▸ To be done
In the listing below, find every line containing "player" and copy it out.

# START OF Material shown

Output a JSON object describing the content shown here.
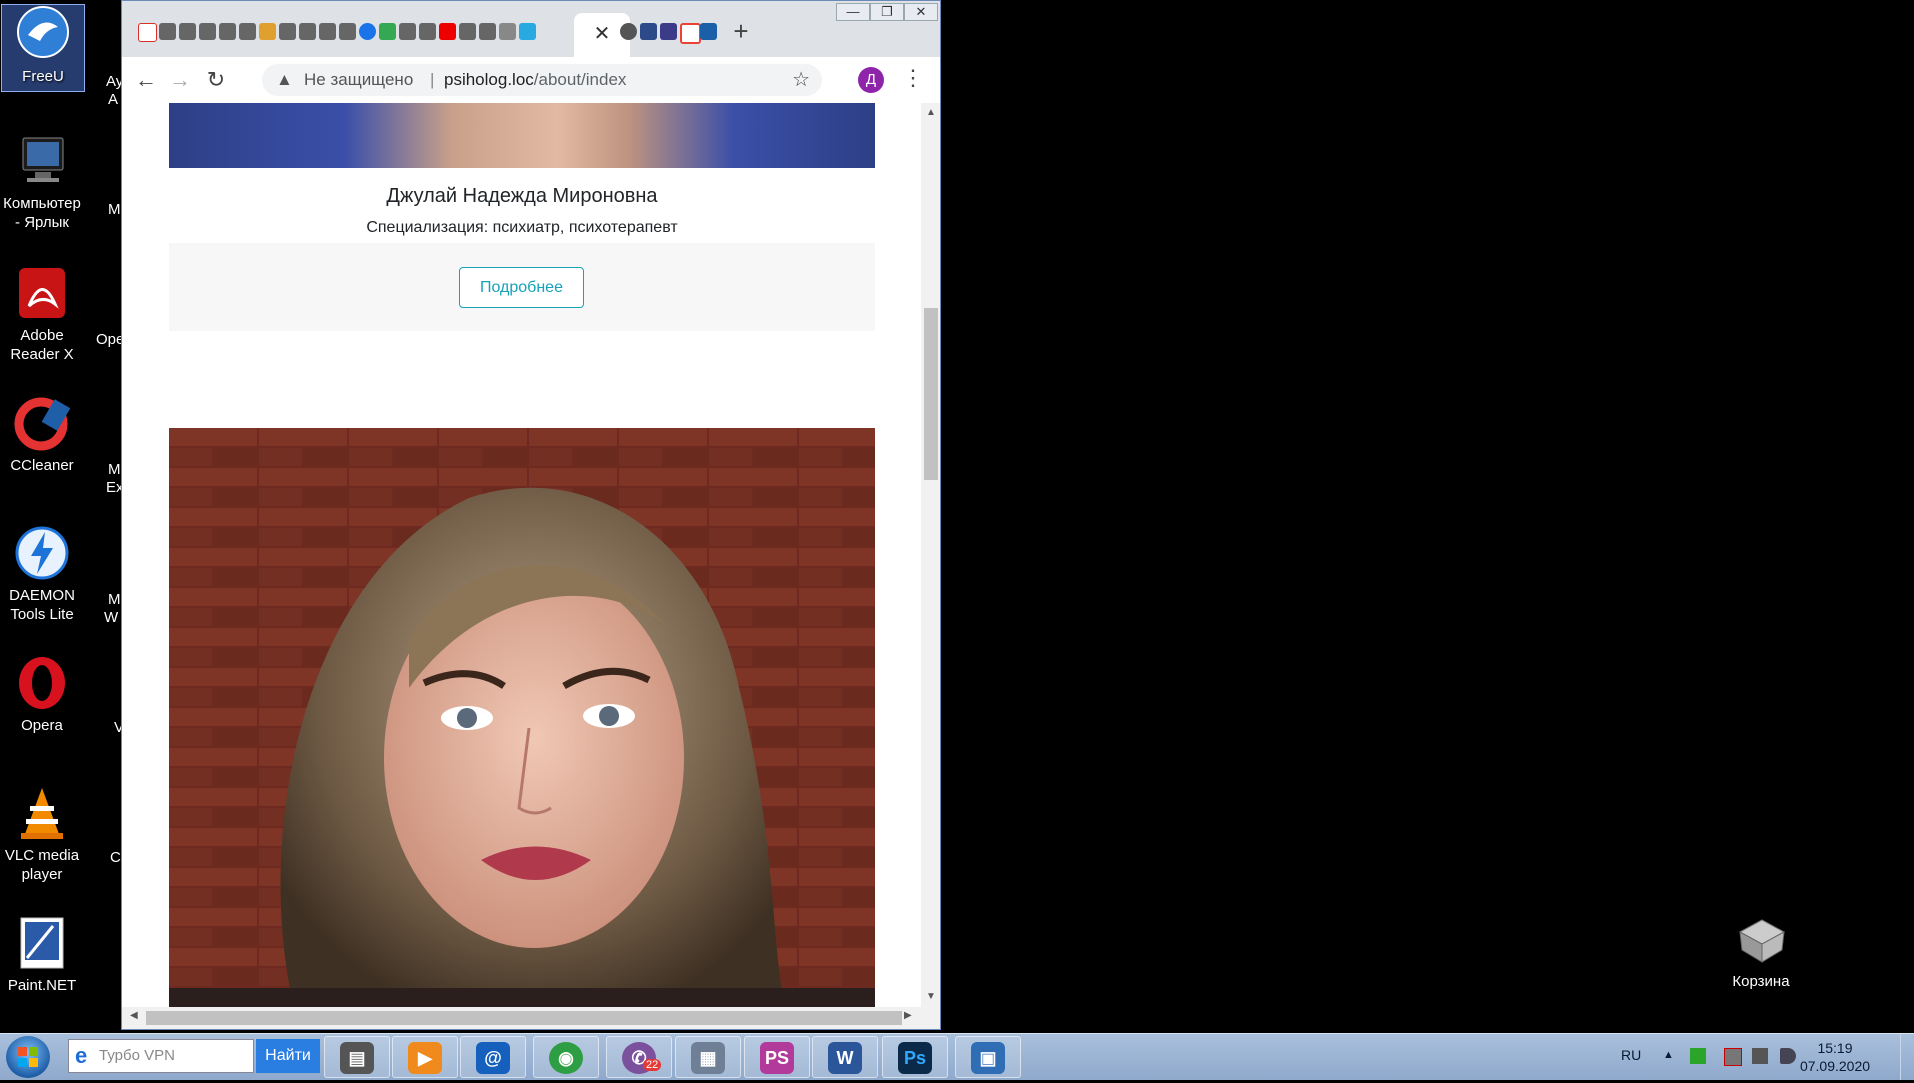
{
  "desktop": {
    "icons": [
      {
        "label": "FreeU",
        "color": "#2f7fd6",
        "glyph": "swallow"
      },
      {
        "label": "Компьютер - Ярлык",
        "color": "#3c3c3c",
        "glyph": "monitor"
      },
      {
        "label": "Adobe Reader X",
        "color": "#c81414",
        "glyph": "pdf"
      },
      {
        "label": "CCleaner",
        "color": "#d33",
        "glyph": "broom"
      },
      {
        "label": "DAEMON Tools Lite",
        "color": "#1e73d8",
        "glyph": "lightning"
      },
      {
        "label": "Opera",
        "color": "#d8111e",
        "glyph": "opera"
      },
      {
        "label": "VLC media player",
        "color": "#f28a00",
        "glyph": "cone"
      },
      {
        "label": "Paint.NET",
        "color": "#3a6ab8",
        "glyph": "paint"
      }
    ],
    "partial_labels": [
      "Ay",
      "A",
      "M",
      "Ope",
      "M",
      "Ex",
      "M",
      "W",
      "V",
      "C"
    ],
    "recycle_bin": "Корзина"
  },
  "browser": {
    "active_tab_close": "✕",
    "new_tab": "+",
    "window_buttons": [
      "—",
      "❐",
      "✕"
    ],
    "nav": {
      "back": "←",
      "forward": "→",
      "reload": "↻"
    },
    "omnibox": {
      "security_icon": "▲",
      "security_text": "Не защищено",
      "separator": "|",
      "host": "psiholog.loc",
      "path": "/about/index",
      "bookmark_icon": "☆"
    },
    "profile_initial": "Д",
    "menu": "⋮"
  },
  "page": {
    "doctor": {
      "name": "Джулай Надежда Мироновна",
      "specialization": "Специализация: психиатр, психотерапевт",
      "more_button": "Подробнее"
    }
  },
  "taskbar": {
    "search_placeholder": "Турбо VPN",
    "search_button": "Найти",
    "apps": [
      {
        "name": "file-manager",
        "color": "#555555",
        "glyph": "▤"
      },
      {
        "name": "media-player",
        "color": "#f08a1c",
        "glyph": "▶"
      },
      {
        "name": "mail-ru",
        "color": "#1560bd",
        "glyph": "@"
      },
      {
        "name": "chrome",
        "color": "#2e9e44",
        "glyph": "◉"
      },
      {
        "name": "viber",
        "color": "#7b519d",
        "glyph": "✆",
        "badge": "22"
      },
      {
        "name": "calculator",
        "color": "#6f7f95",
        "glyph": "▦"
      },
      {
        "name": "phpstorm",
        "color": "#b23a9b",
        "glyph": "PS"
      },
      {
        "name": "word",
        "color": "#2b579a",
        "glyph": "W"
      },
      {
        "name": "photoshop",
        "color": "#0b2a4a",
        "glyph": "Ps"
      },
      {
        "name": "image-viewer",
        "color": "#2f6db4",
        "glyph": "▣"
      }
    ],
    "language": "RU",
    "tray_arrow": "▲",
    "time": "15:19",
    "date": "07.09.2020"
  }
}
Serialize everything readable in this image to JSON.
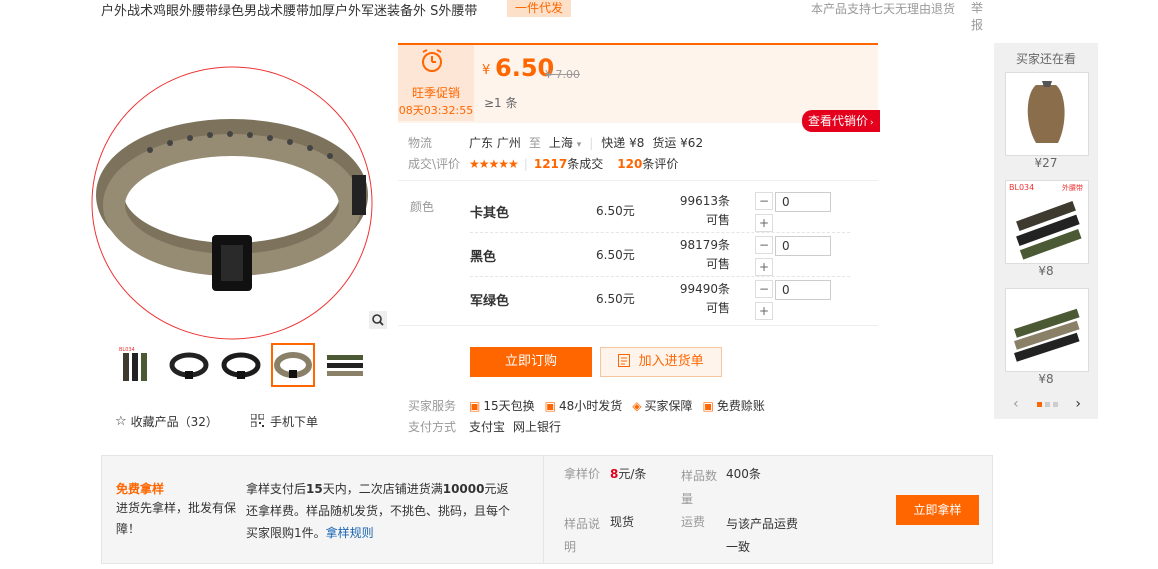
{
  "header": {
    "title": "户外战术鸡眼外腰带绿色男战术腰带加厚户外军迷装备外 S外腰带",
    "badge": "一件代发",
    "notice": "本产品支持七天无理由退货",
    "report": "举报"
  },
  "gallery": {
    "favorite_label": "收藏产品（32）",
    "mobile_label": "手机下单",
    "thumbs": [
      "thumb-1",
      "thumb-2",
      "thumb-3",
      "thumb-4",
      "thumb-5"
    ],
    "active_thumb_index": 3
  },
  "promo": {
    "name": "旺季促销",
    "countdown": "08天03:32:55",
    "currency": "¥",
    "price": "6.50",
    "original_price": "¥ 7.00",
    "min_qty": "≥1 条",
    "dai_button": "查看代销价"
  },
  "logistics": {
    "label": "物流",
    "from": "广东 广州",
    "to_word": "至",
    "to": "上海",
    "express": "快递 ¥8",
    "freight": "货运 ¥62"
  },
  "deals": {
    "label": "成交\\评价",
    "stars": "★★★★★",
    "deal_count": "1217",
    "deal_suffix": "条成交",
    "review_count": "120",
    "review_suffix": "条评价"
  },
  "skus": {
    "label": "颜色",
    "items": [
      {
        "name": "卡其色",
        "price": "6.50元",
        "stock": "99613条可售",
        "qty": "0"
      },
      {
        "name": "黑色",
        "price": "6.50元",
        "stock": "98179条可售",
        "qty": "0"
      },
      {
        "name": "军绿色",
        "price": "6.50元",
        "stock": "99490条可售",
        "qty": "0"
      }
    ]
  },
  "actions": {
    "order": "立即订购",
    "cart": "加入进货单"
  },
  "services": {
    "label": "买家服务",
    "items": [
      "15天包换",
      "48小时发货",
      "买家保障",
      "免费赊账"
    ],
    "pay_label": "支付方式",
    "pay_items": [
      "支付宝",
      "网上银行"
    ]
  },
  "sidebar": {
    "title": "买家还在看",
    "items": [
      {
        "price": "¥27"
      },
      {
        "price": "¥8",
        "tag_left": "BL034",
        "tag_right": "外腰带"
      },
      {
        "price": "¥8"
      }
    ]
  },
  "sample": {
    "logo": "免费拿样",
    "desc": "进货先拿样，批发有保障！",
    "text_1": "拿样支付后",
    "text_days": "15",
    "text_2": "天内，二次店铺进货满",
    "text_amount": "10000",
    "text_3": "元返还拿样费。样品随机发货，不挑色、挑码，且每个买家限购1件。",
    "rule_link": "拿样规则",
    "price_label": "拿样价",
    "price_value": "8",
    "price_unit": "元/条",
    "qty_label": "样品数量",
    "qty_value": "400条",
    "desc_label": "样品说明",
    "desc_value": "现货",
    "ship_label": "运费",
    "ship_value": "与该产品运费一致",
    "button": "立即拿样"
  },
  "colors": {
    "accent": "#ff6600",
    "red": "#e4001c",
    "link": "#1a66b3"
  }
}
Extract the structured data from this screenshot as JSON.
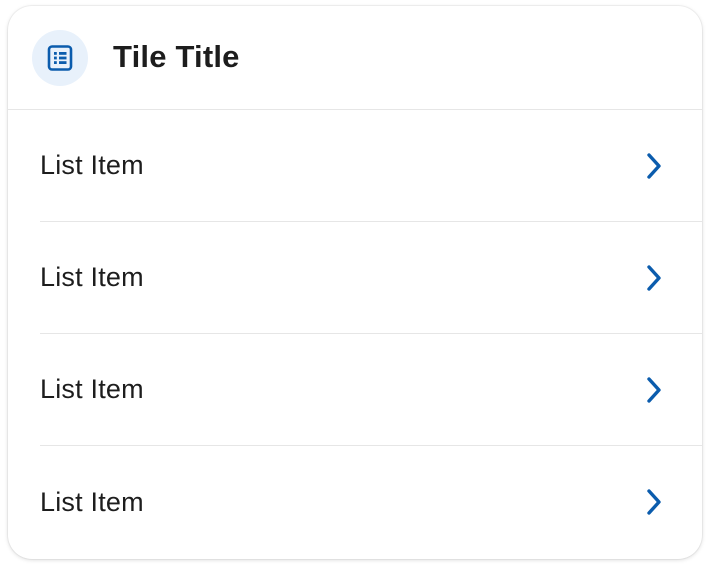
{
  "tile": {
    "title": "Tile Title",
    "header_icon": "list-document-icon",
    "item_icon": "chevron-right-icon",
    "accent_color": "#0b5cad",
    "icon_bg_color": "#e8f1fb",
    "items": [
      {
        "label": "List Item"
      },
      {
        "label": "List Item"
      },
      {
        "label": "List Item"
      },
      {
        "label": "List Item"
      }
    ]
  }
}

# END OF Material shown

▸ Task solution
        "label": "VLC media player",
        "name": "media-player",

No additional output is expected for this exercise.